>> START Provided records

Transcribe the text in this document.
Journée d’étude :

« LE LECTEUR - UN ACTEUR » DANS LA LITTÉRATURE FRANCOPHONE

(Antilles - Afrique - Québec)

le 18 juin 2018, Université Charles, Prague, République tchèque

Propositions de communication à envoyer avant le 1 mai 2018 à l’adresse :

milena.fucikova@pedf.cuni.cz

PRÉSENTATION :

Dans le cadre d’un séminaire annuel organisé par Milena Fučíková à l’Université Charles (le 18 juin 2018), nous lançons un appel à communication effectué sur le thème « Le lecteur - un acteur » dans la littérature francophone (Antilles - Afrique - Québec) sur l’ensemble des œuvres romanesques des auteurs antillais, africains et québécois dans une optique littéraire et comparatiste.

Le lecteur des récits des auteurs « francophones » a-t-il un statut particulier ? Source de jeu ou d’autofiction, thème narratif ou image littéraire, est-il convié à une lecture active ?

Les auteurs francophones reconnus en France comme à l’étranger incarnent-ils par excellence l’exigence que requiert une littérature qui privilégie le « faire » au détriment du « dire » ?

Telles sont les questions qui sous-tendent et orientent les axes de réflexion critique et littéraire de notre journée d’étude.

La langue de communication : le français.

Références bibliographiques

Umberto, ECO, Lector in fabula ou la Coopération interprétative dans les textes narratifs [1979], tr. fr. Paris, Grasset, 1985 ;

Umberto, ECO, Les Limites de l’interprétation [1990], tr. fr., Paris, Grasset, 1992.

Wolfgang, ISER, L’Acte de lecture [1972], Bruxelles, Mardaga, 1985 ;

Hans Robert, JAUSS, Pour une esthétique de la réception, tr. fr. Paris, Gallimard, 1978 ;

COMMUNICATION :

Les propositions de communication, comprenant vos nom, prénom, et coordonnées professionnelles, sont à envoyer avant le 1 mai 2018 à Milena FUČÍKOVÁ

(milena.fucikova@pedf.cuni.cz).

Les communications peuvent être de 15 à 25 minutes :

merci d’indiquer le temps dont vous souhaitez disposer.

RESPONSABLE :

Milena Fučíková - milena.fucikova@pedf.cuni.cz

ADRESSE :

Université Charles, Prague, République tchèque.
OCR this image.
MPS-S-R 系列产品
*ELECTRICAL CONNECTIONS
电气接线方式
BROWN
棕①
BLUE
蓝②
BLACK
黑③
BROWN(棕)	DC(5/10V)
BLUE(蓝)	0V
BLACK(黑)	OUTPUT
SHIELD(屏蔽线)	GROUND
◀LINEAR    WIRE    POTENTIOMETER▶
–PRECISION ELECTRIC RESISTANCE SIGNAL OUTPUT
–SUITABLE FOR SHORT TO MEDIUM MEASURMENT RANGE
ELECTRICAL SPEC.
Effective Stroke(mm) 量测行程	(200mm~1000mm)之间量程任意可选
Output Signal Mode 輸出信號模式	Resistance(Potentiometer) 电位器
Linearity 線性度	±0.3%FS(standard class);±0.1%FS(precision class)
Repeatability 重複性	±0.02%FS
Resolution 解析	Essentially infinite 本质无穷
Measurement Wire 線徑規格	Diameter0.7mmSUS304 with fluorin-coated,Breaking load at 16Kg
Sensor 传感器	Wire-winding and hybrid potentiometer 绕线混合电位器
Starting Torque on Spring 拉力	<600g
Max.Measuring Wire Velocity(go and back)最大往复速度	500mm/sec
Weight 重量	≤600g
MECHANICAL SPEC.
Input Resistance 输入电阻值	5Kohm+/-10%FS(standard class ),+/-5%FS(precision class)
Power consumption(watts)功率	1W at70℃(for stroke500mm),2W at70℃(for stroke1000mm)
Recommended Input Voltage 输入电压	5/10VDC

>> END Provided records

## [Directions]
Figure out how many lines above include the string "ELECTRICAL", then report that number and nothing else.

## [Task result]
2